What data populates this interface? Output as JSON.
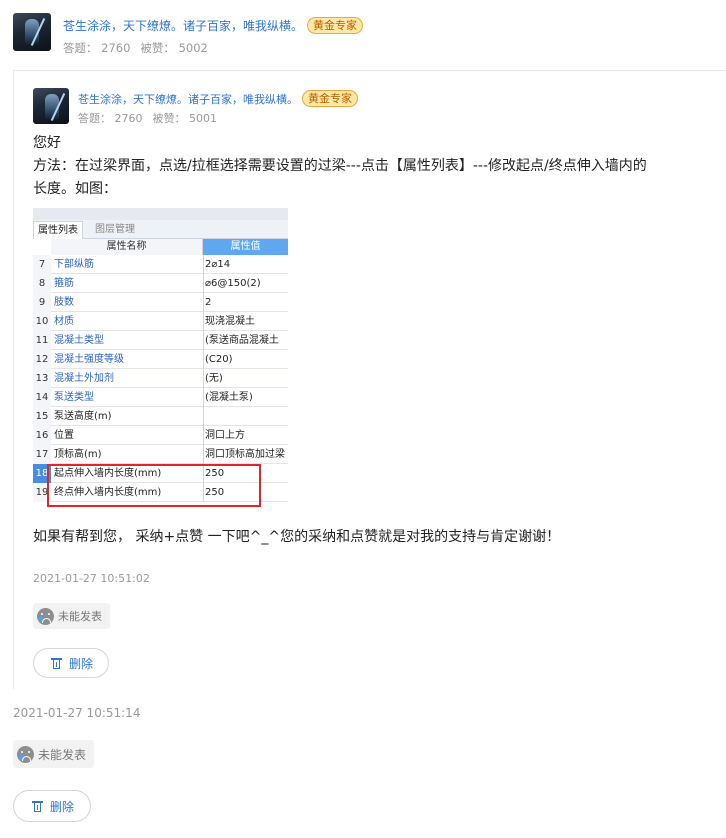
{
  "outer_answer": {
    "user": {
      "name": "苍生涂涂，天下缭燎。诸子百家，唯我纵横。",
      "badge": "黄金专家",
      "answers_label": "答题： 2760",
      "likes_label": "被赞： 5002"
    },
    "timestamp": "2021-01-27 10:51:14",
    "status_chip": "未能发表",
    "delete_label": "删除"
  },
  "inner_answer": {
    "user": {
      "name": "苍生涂涂，天下缭燎。诸子百家，唯我纵横。",
      "badge": "黄金专家",
      "answers_label": "答题： 2760",
      "likes_label": "被赞： 5001"
    },
    "greeting": "您好",
    "method_line1": "方法：在过梁界面，点选/拉框选择需要设置的过梁---点击【属性列表】---修改起点/终点伸入墙内的",
    "method_line2": "长度。如图：",
    "closing": "如果有帮到您， 采纳+点赞 一下吧^_^您的采纳和点赞就是对我的支持与肯定谢谢！",
    "timestamp": "2021-01-27 10:51:02",
    "status_chip": "未能发表",
    "delete_label": "删除"
  },
  "property_panel": {
    "tab_active": "属性列表",
    "tab_inactive": "图层管理",
    "col_name": "属性名称",
    "col_value": "属性值",
    "rows": [
      {
        "num": "7",
        "name": "下部纵筋",
        "value": "2⌀14",
        "blue": true
      },
      {
        "num": "8",
        "name": "箍筋",
        "value": "⌀6@150(2)",
        "blue": true
      },
      {
        "num": "9",
        "name": "肢数",
        "value": "2",
        "blue": true
      },
      {
        "num": "10",
        "name": "材质",
        "value": "现浇混凝土",
        "blue": true
      },
      {
        "num": "11",
        "name": "混凝土类型",
        "value": "(泵送商品混凝土",
        "blue": true
      },
      {
        "num": "12",
        "name": "混凝土强度等级",
        "value": "(C20)",
        "blue": true
      },
      {
        "num": "13",
        "name": "混凝土外加剂",
        "value": "(无)",
        "blue": true
      },
      {
        "num": "14",
        "name": "泵送类型",
        "value": "(混凝土泵)",
        "blue": true
      },
      {
        "num": "15",
        "name": "泵送高度(m)",
        "value": "",
        "blue": false
      },
      {
        "num": "16",
        "name": "位置",
        "value": "洞口上方",
        "blue": false
      },
      {
        "num": "17",
        "name": "顶标高(m)",
        "value": "洞口顶标高加过梁",
        "blue": false
      },
      {
        "num": "18",
        "name": "起点伸入墙内长度(mm)",
        "value": "250",
        "blue": false
      },
      {
        "num": "19",
        "name": "终点伸入墙内长度(mm)",
        "value": "250",
        "blue": false
      }
    ]
  }
}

━━━━━━━━

Objective
Omit every picture, and otherwise quote the entries exactly.

Solution to the exercise
What data populates this interface? Output as JSON.
{
  "outer_answer": {
    "user": {
      "name": "苍生涂涂，天下缭燎。诸子百家，唯我纵横。",
      "badge": "黄金专家",
      "answers_label": "答题： 2760",
      "likes_label": "被赞： 5002"
    },
    "timestamp": "2021-01-27 10:51:14",
    "status_chip": "未能发表",
    "delete_label": "删除"
  },
  "inner_answer": {
    "user": {
      "name": "苍生涂涂，天下缭燎。诸子百家，唯我纵横。",
      "badge": "黄金专家",
      "answers_label": "答题： 2760",
      "likes_label": "被赞： 5001"
    },
    "greeting": "您好",
    "method_line1": "方法：在过梁界面，点选/拉框选择需要设置的过梁---点击【属性列表】---修改起点/终点伸入墙内的",
    "method_line2": "长度。如图：",
    "closing": "如果有帮到您， 采纳+点赞 一下吧^_^您的采纳和点赞就是对我的支持与肯定谢谢！",
    "timestamp": "2021-01-27 10:51:02",
    "status_chip": "未能发表",
    "delete_label": "删除"
  },
  "property_panel": {
    "tab_active": "属性列表",
    "tab_inactive": "图层管理",
    "col_name": "属性名称",
    "col_value": "属性值",
    "rows": [
      {
        "num": "7",
        "name": "下部纵筋",
        "value": "2⌀14",
        "blue": true
      },
      {
        "num": "8",
        "name": "箍筋",
        "value": "⌀6@150(2)",
        "blue": true
      },
      {
        "num": "9",
        "name": "肢数",
        "value": "2",
        "blue": true
      },
      {
        "num": "10",
        "name": "材质",
        "value": "现浇混凝土",
        "blue": true
      },
      {
        "num": "11",
        "name": "混凝土类型",
        "value": "(泵送商品混凝土",
        "blue": true
      },
      {
        "num": "12",
        "name": "混凝土强度等级",
        "value": "(C20)",
        "blue": true
      },
      {
        "num": "13",
        "name": "混凝土外加剂",
        "value": "(无)",
        "blue": true
      },
      {
        "num": "14",
        "name": "泵送类型",
        "value": "(混凝土泵)",
        "blue": true
      },
      {
        "num": "15",
        "name": "泵送高度(m)",
        "value": "",
        "blue": false
      },
      {
        "num": "16",
        "name": "位置",
        "value": "洞口上方",
        "blue": false
      },
      {
        "num": "17",
        "name": "顶标高(m)",
        "value": "洞口顶标高加过梁",
        "blue": false
      },
      {
        "num": "18",
        "name": "起点伸入墙内长度(mm)",
        "value": "250",
        "blue": false
      },
      {
        "num": "19",
        "name": "终点伸入墙内长度(mm)",
        "value": "250",
        "blue": false
      }
    ]
  }
}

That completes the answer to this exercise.